• [SUPPLIED RECORDS]:
= = = =

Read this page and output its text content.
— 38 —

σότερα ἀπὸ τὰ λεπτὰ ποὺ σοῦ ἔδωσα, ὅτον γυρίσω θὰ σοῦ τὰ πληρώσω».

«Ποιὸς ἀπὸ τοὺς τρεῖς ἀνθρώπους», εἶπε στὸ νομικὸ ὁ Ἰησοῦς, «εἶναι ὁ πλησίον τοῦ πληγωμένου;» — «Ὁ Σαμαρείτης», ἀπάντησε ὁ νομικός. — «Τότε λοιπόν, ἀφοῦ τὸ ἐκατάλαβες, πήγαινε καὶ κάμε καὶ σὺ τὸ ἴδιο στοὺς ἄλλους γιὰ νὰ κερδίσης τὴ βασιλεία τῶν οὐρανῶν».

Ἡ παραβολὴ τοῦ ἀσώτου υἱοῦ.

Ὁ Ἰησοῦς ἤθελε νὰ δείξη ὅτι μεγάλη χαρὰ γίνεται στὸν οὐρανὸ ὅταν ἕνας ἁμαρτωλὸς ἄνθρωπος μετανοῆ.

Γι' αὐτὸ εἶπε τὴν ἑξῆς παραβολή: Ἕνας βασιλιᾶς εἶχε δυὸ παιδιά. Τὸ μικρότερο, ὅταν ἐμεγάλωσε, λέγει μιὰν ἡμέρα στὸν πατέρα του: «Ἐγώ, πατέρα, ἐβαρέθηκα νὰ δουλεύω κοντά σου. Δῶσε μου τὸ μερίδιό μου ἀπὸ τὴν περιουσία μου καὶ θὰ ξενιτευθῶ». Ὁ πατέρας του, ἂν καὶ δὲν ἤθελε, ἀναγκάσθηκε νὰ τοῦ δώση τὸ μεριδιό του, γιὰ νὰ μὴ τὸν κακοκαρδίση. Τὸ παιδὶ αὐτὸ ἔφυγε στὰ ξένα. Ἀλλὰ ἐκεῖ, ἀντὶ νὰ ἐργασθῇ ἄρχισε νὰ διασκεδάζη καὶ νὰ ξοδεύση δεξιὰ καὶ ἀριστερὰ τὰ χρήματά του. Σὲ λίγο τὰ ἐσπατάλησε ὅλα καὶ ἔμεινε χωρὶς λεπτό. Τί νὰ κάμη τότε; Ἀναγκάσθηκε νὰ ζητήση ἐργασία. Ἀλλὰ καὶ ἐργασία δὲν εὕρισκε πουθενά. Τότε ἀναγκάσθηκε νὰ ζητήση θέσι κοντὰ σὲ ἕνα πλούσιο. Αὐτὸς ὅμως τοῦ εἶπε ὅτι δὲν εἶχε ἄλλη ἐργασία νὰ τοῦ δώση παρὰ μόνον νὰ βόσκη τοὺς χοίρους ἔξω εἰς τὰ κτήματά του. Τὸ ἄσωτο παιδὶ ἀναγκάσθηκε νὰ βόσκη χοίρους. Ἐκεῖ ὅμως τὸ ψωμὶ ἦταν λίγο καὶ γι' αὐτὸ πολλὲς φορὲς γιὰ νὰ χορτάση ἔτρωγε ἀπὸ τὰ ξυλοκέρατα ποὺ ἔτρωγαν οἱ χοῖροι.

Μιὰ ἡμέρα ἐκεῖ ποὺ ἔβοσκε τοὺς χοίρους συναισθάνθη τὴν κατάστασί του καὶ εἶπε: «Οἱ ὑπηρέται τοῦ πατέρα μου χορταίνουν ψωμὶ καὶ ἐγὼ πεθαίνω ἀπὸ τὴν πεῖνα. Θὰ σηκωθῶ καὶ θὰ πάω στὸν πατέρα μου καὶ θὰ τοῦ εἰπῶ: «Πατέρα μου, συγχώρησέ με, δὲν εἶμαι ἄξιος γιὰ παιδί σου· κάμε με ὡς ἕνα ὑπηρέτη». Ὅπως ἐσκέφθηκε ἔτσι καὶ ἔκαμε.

= = = =

• [BRIEF]:
Make a verbatim copy of every entry shown above.

• [ANSWER TO THE PROBLEM]:
Read this page and output its text content.
— 38 —

σότερα ἀπὸ τὰ λεπτὰ ποὺ σοῦ ἔδωσα, ὅτον γυρίσω θὰ σοῦ τὰ πληρώσω».

«Ποιὸς ἀπὸ τοὺς τρεῖς ἀνθρώπους», εἶπε στὸ νομικὸ ὁ Ἰησοῦς, «εἶναι ὁ πλησίον τοῦ πληγωμένου;» — «Ὁ Σαμαρείτης», ἀπάντησε ὁ νομικός. — «Τότε λοιπόν, ἀφοῦ τὸ ἐκατάλαβες, πήγαινε καὶ κάμε καὶ σὺ τὸ ἴδιο στοὺς ἄλλους γιὰ νὰ κερδίσης τὴ βασιλεία τῶν οὐρανῶν».

Ἡ παραβολὴ τοῦ ἀσώτου υἱοῦ.

Ὁ Ἰησοῦς ἤθελε νὰ δείξη ὅτι μεγάλη χαρὰ γίνεται στὸν οὐρανὸ ὅταν ἕνας ἁμαρτωλὸς ἄνθρωπος μετανοῆ.

Γι' αὐτὸ εἶπε τὴν ἑξῆς παραβολή: Ἕνας βασιλιᾶς εἶχε δυὸ παιδιά. Τὸ μικρότερο, ὅταν ἐμεγάλωσε, λέγει μιὰν ἡμέρα στὸν πατέρα του: «Ἐγώ, πατέρα, ἐβαρέθηκα νὰ δουλεύω κοντά σου. Δῶσε μου τὸ μερίδιό μου ἀπὸ τὴν περιουσία μου καὶ θὰ ξενιτευθῶ». Ὁ πατέρας του, ἂν καὶ δὲν ἤθελε, ἀναγκάσθηκε νὰ τοῦ δώση τὸ μεριδιό του, γιὰ νὰ μὴ τὸν κακοκαρδίση. Τὸ παιδὶ αὐτὸ ἔφυγε στὰ ξένα. Ἀλλὰ ἐκεῖ, ἀντὶ νὰ ἐργασθῇ ἄρχισε νὰ διασκεδάζη καὶ νὰ ξοδεύση δεξιὰ καὶ ἀριστερὰ τὰ χρήματά του. Σὲ λίγο τὰ ἐσπατάλησε ὅλα καὶ ἔμεινε χωρὶς λεπτό. Τί νὰ κάμη τότε; Ἀναγκάσθηκε νὰ ζητήση ἐργασία. Ἀλλὰ καὶ ἐργασία δὲν εὕρισκε πουθενά. Τότε ἀναγκάσθηκε νὰ ζητήση θέσι κοντὰ σὲ ἕνα πλούσιο. Αὐτὸς ὅμως τοῦ εἶπε ὅτι δὲν εἶχε ἄλλη ἐργασία νὰ τοῦ δώση παρὰ μόνον νὰ βόσκη τοὺς χοίρους ἔξω εἰς τὰ κτήματά του. Τὸ ἄσωτο παιδὶ ἀναγκάσθηκε νὰ βόσκη χοίρους. Ἐκεῖ ὅμως τὸ ψωμὶ ἦταν λίγο καὶ γι' αὐτὸ πολλὲς φορὲς γιὰ νὰ χορτάση ἔτρωγε ἀπὸ τὰ ξυλοκέρατα ποὺ ἔτρωγαν οἱ χοῖροι.

Μιὰ ἡμέρα ἐκεῖ ποὺ ἔβοσκε τοὺς χοίρους συναισθάνθη τὴν κατάστασί του καὶ εἶπε: «Οἱ ὑπηρέται τοῦ πατέρα μου χορταίνουν ψωμὶ καὶ ἐγὼ πεθαίνω ἀπὸ τὴν πεῖνα. Θὰ σηκωθῶ καὶ θὰ πάω στὸν πατέρα μου καὶ θὰ τοῦ εἰπῶ: «Πατέρα μου, συγχώρησέ με, δὲν εἶμαι ἄξιος γιὰ παιδί σου· κάμε με ὡς ἕνα ὑπηρέτη». Ὅπως ἐσκέφθηκε ἔτσι καὶ ἔκαμε.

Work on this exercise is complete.